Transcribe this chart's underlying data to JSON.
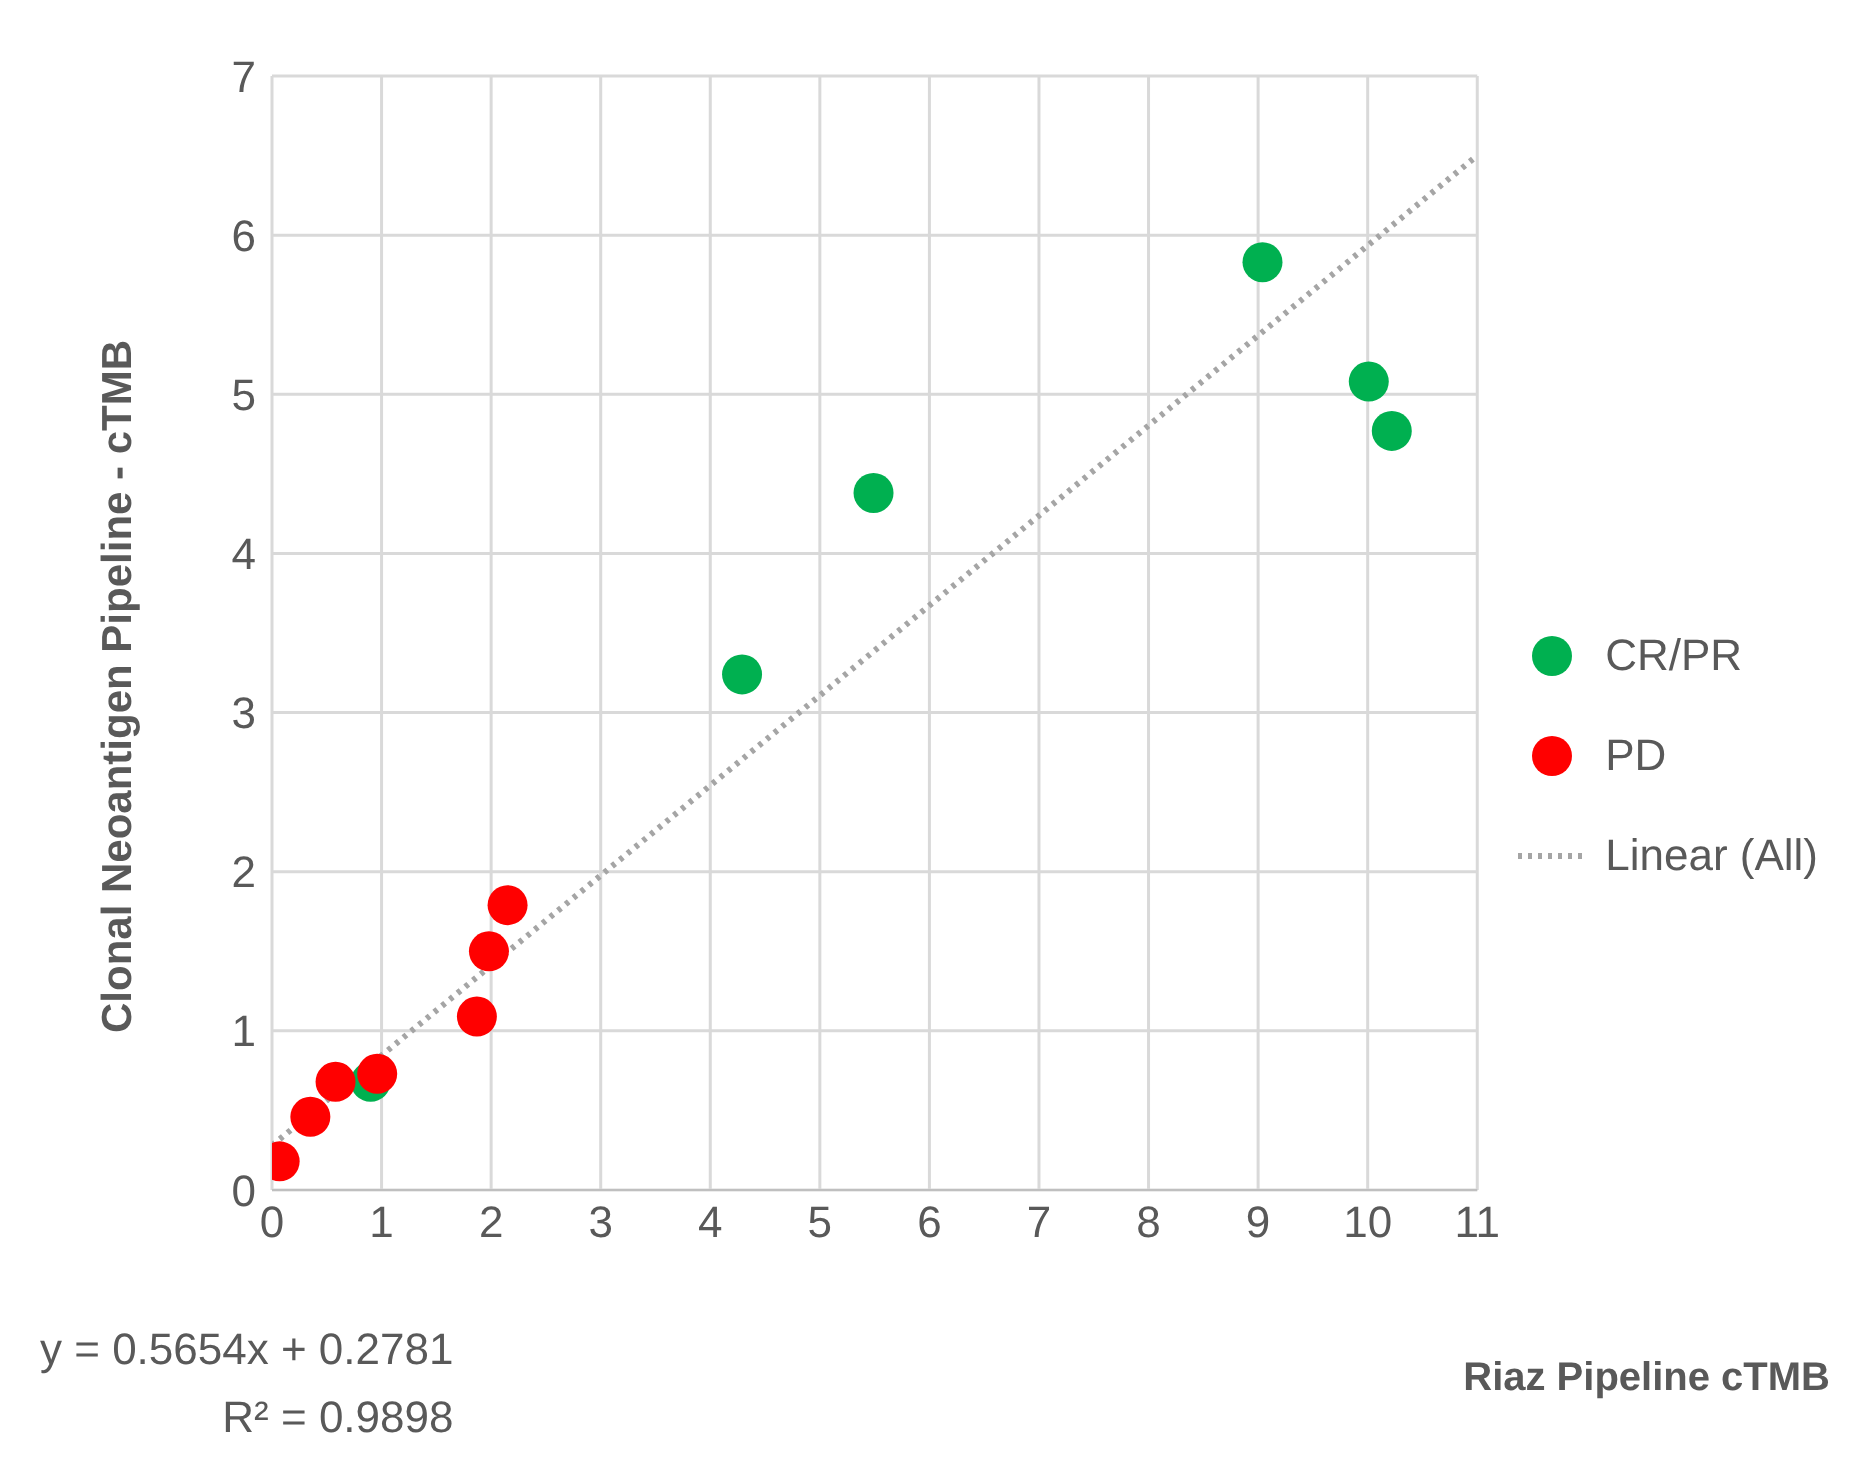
{
  "chart_data": {
    "type": "scatter",
    "xlabel": "Riaz Pipeline cTMB",
    "ylabel": "Clonal Neoantigen Pipeline - cTMB",
    "xlim": [
      0,
      11
    ],
    "xticks": [
      0,
      1,
      2,
      3,
      4,
      5,
      6,
      7,
      8,
      9,
      10,
      11
    ],
    "ylim": [
      0,
      7
    ],
    "yticks": [
      0,
      1,
      2,
      3,
      4,
      5,
      6,
      7
    ],
    "grid": true,
    "legend": "right",
    "marker": "circle",
    "series": [
      {
        "name": "CR/PR",
        "color": "#00b050",
        "x": [
          0.9,
          4.29,
          5.49,
          9.04,
          10.01,
          10.22
        ],
        "values": [
          0.68,
          3.24,
          4.38,
          5.83,
          5.08,
          4.77
        ]
      },
      {
        "name": "PD",
        "color": "#ff0000",
        "x": [
          0.07,
          0.35,
          0.58,
          0.96,
          1.87,
          1.98,
          2.15
        ],
        "values": [
          0.18,
          0.46,
          0.68,
          0.73,
          1.09,
          1.5,
          1.79
        ]
      },
      {
        "name": "Linear (All)",
        "type": "line",
        "color": "#a5a5a5",
        "line_style": "dotted",
        "marker": "none",
        "x": [
          0,
          11
        ],
        "values": [
          0.28,
          6.5
        ]
      }
    ],
    "annotations": [
      "y = 0.5654x + 0.2781",
      "R² = 0.9898"
    ]
  }
}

▸ **STATED EXERCISE**: Print all the records again exactly; do not include any picture.

▸ **FINAL RESULT**:
Transcribe this chart's underlying data to JSON.
{
  "chart_data": {
    "type": "scatter",
    "xlabel": "Riaz Pipeline cTMB",
    "ylabel": "Clonal Neoantigen Pipeline - cTMB",
    "xlim": [
      0,
      11
    ],
    "xticks": [
      0,
      1,
      2,
      3,
      4,
      5,
      6,
      7,
      8,
      9,
      10,
      11
    ],
    "ylim": [
      0,
      7
    ],
    "yticks": [
      0,
      1,
      2,
      3,
      4,
      5,
      6,
      7
    ],
    "grid": true,
    "legend": "right",
    "marker": "circle",
    "series": [
      {
        "name": "CR/PR",
        "color": "#00b050",
        "x": [
          0.9,
          4.29,
          5.49,
          9.04,
          10.01,
          10.22
        ],
        "values": [
          0.68,
          3.24,
          4.38,
          5.83,
          5.08,
          4.77
        ]
      },
      {
        "name": "PD",
        "color": "#ff0000",
        "x": [
          0.07,
          0.35,
          0.58,
          0.96,
          1.87,
          1.98,
          2.15
        ],
        "values": [
          0.18,
          0.46,
          0.68,
          0.73,
          1.09,
          1.5,
          1.79
        ]
      },
      {
        "name": "Linear (All)",
        "type": "line",
        "color": "#a5a5a5",
        "line_style": "dotted",
        "marker": "none",
        "x": [
          0,
          11
        ],
        "values": [
          0.28,
          6.5
        ]
      }
    ],
    "annotations": [
      "y = 0.5654x + 0.2781",
      "R² = 0.9898"
    ]
  }
}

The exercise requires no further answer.